• [AIM] Check each line of the records for "szczytowa"; collect those that have it.

[Dataset records]
+-------+

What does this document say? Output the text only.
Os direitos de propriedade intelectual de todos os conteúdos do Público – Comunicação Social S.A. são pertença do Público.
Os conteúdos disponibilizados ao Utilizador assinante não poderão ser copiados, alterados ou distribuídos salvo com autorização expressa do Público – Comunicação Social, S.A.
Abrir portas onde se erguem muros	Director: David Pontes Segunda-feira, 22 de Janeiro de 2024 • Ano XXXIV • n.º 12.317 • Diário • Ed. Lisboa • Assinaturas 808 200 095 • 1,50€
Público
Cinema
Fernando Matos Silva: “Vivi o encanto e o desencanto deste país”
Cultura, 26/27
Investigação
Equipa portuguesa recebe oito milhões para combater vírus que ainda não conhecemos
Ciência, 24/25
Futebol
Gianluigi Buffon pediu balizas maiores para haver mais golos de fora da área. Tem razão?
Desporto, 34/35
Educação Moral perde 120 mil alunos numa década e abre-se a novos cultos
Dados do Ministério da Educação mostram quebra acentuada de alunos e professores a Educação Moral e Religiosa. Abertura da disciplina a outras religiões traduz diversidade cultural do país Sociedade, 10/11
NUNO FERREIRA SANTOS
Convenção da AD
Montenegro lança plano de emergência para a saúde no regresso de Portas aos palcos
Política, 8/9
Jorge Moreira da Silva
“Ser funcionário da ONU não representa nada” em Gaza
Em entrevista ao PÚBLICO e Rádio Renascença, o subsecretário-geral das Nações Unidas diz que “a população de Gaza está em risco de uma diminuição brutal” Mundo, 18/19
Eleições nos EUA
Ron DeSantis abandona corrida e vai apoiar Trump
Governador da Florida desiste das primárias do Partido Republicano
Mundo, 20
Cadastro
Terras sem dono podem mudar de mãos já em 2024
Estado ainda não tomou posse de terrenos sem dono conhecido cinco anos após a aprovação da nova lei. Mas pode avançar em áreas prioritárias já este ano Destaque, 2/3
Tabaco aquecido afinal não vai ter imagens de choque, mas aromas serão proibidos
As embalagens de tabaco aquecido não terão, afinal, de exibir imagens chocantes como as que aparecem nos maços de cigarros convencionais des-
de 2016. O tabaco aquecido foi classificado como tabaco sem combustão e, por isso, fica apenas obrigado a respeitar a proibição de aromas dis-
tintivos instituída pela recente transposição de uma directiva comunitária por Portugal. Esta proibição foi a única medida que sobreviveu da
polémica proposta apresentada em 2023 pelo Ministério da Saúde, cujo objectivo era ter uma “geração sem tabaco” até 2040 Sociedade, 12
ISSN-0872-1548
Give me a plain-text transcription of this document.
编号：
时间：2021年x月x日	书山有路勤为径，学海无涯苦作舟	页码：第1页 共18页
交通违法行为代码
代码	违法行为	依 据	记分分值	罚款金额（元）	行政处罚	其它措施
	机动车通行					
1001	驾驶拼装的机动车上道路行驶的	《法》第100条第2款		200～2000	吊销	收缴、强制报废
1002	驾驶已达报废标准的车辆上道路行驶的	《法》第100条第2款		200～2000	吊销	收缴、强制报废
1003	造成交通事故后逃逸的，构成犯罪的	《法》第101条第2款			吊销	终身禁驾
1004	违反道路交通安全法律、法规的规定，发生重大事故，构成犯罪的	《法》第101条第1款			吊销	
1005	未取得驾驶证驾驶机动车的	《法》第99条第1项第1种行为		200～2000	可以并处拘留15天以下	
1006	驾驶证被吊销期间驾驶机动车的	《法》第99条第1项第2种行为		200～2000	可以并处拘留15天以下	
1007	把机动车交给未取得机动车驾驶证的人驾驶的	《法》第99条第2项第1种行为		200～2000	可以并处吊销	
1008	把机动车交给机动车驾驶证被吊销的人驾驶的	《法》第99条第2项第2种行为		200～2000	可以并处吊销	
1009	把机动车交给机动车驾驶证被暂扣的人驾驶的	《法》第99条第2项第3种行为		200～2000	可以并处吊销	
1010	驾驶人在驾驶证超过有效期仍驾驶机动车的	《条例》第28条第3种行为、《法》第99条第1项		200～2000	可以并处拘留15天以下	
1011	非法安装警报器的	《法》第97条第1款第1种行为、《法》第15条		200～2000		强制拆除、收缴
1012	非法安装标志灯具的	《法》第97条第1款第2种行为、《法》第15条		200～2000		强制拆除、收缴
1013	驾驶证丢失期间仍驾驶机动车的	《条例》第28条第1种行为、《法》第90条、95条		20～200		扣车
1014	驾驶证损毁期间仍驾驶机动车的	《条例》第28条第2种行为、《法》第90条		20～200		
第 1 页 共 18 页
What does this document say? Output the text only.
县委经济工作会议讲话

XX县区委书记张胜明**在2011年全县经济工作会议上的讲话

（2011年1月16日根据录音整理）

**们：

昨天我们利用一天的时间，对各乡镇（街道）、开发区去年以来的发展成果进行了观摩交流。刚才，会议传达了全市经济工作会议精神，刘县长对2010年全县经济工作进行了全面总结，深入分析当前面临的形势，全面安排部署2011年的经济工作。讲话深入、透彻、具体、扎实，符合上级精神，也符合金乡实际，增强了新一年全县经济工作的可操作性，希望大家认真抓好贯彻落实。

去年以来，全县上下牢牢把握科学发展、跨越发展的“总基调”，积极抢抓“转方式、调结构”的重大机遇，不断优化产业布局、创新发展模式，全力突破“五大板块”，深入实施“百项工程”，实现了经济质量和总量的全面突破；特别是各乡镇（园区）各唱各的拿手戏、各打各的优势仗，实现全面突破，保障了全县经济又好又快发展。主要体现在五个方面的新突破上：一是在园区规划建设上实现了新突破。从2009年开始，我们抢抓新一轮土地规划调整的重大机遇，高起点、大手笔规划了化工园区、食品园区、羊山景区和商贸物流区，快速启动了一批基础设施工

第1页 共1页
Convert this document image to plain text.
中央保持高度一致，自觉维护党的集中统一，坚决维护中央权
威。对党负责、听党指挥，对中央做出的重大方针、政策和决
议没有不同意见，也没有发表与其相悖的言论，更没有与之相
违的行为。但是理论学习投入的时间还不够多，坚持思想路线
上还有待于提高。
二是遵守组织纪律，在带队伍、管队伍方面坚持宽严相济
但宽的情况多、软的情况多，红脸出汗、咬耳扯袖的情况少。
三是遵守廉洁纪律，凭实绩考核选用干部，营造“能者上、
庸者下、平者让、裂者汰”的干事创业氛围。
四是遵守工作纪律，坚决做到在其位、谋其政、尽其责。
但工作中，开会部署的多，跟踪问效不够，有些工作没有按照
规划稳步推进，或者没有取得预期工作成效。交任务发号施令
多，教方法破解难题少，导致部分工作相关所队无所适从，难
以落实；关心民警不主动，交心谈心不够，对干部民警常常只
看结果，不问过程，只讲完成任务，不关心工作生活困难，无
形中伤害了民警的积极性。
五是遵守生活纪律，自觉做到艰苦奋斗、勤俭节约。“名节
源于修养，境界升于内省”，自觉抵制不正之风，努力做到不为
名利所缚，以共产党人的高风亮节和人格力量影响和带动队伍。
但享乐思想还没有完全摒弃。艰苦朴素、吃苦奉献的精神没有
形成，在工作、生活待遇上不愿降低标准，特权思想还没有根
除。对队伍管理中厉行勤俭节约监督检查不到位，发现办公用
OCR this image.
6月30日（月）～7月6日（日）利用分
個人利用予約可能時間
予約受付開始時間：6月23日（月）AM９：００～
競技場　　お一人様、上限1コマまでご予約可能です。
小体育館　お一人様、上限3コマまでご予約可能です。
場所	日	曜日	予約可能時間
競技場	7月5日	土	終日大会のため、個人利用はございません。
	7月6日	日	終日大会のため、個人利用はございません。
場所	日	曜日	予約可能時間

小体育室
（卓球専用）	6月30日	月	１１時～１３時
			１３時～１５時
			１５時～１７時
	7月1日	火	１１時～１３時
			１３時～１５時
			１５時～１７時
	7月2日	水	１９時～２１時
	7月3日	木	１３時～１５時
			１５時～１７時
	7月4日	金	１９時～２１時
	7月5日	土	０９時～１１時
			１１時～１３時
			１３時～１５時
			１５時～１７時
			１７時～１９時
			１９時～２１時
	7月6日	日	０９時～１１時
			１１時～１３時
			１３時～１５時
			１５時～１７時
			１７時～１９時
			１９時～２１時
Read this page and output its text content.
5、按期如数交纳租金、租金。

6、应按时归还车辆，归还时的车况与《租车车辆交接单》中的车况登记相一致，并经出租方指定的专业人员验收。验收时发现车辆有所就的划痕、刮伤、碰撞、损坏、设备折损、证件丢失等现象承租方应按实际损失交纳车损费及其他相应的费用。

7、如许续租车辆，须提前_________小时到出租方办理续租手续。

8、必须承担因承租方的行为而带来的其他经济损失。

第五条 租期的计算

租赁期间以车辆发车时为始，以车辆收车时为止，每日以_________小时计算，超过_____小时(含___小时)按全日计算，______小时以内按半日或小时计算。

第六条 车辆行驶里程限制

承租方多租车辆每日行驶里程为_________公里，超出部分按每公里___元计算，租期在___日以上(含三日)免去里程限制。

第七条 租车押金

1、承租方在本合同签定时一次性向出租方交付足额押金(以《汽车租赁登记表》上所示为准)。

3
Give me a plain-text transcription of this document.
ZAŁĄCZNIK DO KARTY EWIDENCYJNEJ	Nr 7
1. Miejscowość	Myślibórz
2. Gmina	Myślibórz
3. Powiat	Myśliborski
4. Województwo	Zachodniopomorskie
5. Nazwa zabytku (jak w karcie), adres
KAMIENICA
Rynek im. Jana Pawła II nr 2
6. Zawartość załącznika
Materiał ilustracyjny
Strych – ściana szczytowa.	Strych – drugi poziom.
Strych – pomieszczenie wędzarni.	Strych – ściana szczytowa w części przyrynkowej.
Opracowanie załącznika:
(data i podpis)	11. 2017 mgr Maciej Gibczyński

+-------+

• [TASK RESPONSE]
Strych – ściana szczytowa.	Strych – drugi poziom.
Strych – pomieszczenie wędzarni.	Strych – ściana szczytowa w części przyrynkowej.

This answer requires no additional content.